[Dataset items]:
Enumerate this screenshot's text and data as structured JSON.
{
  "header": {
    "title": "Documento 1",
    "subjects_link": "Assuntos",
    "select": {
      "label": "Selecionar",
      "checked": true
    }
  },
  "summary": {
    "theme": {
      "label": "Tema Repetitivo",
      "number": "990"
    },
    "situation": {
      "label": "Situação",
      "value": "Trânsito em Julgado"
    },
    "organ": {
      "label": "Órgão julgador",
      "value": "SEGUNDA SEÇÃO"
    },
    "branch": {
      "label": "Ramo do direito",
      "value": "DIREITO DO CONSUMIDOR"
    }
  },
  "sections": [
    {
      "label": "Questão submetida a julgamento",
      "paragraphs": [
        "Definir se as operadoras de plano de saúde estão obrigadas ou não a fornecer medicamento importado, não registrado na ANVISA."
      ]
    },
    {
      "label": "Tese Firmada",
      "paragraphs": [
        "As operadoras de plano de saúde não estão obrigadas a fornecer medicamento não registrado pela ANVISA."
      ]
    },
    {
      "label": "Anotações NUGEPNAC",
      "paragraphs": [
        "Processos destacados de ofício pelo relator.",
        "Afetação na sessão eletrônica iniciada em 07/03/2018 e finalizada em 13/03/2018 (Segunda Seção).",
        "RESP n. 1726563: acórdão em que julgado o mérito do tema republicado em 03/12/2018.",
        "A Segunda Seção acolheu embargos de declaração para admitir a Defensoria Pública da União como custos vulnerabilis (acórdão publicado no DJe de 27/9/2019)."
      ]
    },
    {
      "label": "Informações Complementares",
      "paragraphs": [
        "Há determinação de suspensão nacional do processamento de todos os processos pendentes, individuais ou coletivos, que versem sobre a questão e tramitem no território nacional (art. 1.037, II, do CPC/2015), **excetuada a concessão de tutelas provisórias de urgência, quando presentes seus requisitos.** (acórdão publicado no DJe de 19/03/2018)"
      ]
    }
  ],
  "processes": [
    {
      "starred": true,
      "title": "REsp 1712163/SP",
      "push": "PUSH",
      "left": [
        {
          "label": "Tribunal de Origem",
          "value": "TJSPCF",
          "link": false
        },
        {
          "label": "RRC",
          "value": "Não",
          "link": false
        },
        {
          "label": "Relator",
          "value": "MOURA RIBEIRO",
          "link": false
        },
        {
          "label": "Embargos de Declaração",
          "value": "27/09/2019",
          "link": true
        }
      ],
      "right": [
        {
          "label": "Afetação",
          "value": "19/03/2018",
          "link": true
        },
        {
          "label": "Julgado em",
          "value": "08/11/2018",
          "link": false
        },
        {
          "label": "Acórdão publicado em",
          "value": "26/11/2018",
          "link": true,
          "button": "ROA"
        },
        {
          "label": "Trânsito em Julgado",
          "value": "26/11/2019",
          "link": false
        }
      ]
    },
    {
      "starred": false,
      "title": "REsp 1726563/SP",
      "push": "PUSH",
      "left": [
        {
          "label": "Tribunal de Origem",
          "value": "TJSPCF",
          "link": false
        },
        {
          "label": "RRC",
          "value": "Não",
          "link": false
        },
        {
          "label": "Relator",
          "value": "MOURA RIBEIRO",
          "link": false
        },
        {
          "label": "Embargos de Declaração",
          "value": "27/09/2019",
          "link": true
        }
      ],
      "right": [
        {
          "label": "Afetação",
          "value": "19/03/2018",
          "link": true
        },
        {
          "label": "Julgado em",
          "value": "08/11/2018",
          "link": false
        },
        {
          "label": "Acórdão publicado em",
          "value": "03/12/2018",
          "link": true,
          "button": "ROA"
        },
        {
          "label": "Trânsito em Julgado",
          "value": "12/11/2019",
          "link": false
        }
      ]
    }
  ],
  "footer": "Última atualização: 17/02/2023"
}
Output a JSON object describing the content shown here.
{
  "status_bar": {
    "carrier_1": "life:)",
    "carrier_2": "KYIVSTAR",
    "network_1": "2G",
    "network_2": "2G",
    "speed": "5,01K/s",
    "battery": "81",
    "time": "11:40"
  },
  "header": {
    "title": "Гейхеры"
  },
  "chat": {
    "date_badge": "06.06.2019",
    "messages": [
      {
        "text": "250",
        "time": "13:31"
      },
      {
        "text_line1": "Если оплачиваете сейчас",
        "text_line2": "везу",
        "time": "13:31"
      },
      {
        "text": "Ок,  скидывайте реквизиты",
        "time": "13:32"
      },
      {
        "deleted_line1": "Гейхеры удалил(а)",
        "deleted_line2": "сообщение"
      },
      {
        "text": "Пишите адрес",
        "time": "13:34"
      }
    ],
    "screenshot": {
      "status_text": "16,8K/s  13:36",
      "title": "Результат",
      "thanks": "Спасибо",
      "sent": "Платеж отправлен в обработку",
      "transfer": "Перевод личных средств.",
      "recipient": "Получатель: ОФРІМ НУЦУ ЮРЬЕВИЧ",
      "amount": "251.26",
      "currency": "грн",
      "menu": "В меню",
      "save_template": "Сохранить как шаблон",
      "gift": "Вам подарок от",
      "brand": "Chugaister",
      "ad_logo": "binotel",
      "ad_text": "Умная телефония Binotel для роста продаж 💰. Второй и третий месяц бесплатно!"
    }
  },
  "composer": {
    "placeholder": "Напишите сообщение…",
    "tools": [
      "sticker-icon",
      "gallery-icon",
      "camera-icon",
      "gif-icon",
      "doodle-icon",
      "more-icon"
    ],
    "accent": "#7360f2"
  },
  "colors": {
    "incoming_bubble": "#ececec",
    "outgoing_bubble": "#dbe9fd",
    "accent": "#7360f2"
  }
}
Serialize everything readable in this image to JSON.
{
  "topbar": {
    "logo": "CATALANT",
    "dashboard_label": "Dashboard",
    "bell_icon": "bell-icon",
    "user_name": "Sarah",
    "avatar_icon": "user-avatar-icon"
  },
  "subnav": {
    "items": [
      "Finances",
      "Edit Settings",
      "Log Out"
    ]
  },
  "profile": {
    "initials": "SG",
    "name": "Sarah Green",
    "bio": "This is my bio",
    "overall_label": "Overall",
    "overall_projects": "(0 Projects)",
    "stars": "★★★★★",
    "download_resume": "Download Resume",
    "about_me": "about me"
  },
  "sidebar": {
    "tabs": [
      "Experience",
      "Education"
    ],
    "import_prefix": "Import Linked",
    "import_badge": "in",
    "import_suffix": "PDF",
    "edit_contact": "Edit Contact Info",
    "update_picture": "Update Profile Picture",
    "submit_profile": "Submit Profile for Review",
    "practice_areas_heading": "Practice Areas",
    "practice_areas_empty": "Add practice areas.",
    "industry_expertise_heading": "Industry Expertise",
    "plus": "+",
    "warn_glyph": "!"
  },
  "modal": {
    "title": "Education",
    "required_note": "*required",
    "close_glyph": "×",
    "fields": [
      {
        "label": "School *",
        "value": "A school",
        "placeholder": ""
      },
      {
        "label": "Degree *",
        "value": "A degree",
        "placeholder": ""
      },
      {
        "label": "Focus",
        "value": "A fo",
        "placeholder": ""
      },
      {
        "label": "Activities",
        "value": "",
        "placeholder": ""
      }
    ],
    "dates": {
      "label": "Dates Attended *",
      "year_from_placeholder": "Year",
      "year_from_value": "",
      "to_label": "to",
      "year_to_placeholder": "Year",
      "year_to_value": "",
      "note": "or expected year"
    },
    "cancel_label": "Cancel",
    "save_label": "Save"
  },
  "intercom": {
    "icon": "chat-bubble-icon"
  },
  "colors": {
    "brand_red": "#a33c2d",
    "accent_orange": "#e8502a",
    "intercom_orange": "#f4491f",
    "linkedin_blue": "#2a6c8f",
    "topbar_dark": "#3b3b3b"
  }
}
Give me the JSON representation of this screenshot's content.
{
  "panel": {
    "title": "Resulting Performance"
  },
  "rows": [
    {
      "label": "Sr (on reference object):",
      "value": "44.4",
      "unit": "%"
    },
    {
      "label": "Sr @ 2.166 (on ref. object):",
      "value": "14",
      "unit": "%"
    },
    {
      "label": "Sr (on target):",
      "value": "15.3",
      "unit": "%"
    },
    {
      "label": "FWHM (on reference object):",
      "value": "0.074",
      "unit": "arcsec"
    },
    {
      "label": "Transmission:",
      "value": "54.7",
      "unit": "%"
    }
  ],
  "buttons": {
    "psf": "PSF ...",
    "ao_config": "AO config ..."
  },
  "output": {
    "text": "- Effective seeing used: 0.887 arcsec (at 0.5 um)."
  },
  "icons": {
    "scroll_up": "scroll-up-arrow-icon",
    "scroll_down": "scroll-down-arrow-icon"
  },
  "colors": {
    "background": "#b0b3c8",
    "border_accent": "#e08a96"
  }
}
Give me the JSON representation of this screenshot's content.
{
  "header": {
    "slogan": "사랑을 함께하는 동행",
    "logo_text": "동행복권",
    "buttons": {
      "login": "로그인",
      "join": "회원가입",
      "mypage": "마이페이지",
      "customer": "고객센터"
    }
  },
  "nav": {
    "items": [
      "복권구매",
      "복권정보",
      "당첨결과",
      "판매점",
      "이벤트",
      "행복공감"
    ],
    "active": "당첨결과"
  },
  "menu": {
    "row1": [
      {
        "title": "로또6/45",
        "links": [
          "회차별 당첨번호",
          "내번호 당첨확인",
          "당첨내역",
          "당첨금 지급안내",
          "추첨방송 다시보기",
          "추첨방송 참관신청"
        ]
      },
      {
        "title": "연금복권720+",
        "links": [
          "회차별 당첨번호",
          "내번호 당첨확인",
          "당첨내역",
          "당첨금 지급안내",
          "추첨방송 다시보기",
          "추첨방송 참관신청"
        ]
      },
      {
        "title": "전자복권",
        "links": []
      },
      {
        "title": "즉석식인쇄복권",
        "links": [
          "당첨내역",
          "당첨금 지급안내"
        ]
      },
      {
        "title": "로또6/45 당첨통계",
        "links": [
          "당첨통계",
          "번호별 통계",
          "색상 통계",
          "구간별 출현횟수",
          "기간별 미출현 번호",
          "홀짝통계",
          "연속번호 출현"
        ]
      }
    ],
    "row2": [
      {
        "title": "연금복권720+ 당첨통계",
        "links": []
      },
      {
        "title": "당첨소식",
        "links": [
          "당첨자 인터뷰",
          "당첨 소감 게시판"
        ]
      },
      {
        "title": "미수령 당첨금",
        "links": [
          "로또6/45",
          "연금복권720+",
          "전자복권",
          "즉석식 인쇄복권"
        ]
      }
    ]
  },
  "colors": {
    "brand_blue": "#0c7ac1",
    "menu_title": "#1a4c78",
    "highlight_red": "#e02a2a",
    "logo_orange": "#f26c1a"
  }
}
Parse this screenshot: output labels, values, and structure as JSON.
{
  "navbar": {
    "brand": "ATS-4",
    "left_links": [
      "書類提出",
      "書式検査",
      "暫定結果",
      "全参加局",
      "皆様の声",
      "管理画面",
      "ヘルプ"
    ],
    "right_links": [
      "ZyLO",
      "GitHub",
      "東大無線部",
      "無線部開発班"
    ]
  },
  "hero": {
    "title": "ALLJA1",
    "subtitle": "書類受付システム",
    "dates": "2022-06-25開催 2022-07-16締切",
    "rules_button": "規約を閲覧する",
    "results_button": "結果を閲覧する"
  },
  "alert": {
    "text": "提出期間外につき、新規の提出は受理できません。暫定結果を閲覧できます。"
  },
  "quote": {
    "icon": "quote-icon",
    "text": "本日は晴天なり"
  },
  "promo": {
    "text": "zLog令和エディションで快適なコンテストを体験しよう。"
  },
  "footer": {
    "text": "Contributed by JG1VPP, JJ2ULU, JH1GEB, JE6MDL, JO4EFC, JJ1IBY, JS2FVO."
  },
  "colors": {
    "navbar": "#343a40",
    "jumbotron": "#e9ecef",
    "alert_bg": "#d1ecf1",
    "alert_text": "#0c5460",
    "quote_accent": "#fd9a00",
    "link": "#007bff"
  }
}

[WHAT THE TASK REQUIRES]: Every line containing the string "arcsec" must be listed.

[TASK RESULT]:
      "unit": "arcsec"
    "text": "- Effective seeing used: 0.887 arcsec (at 0.5 um)."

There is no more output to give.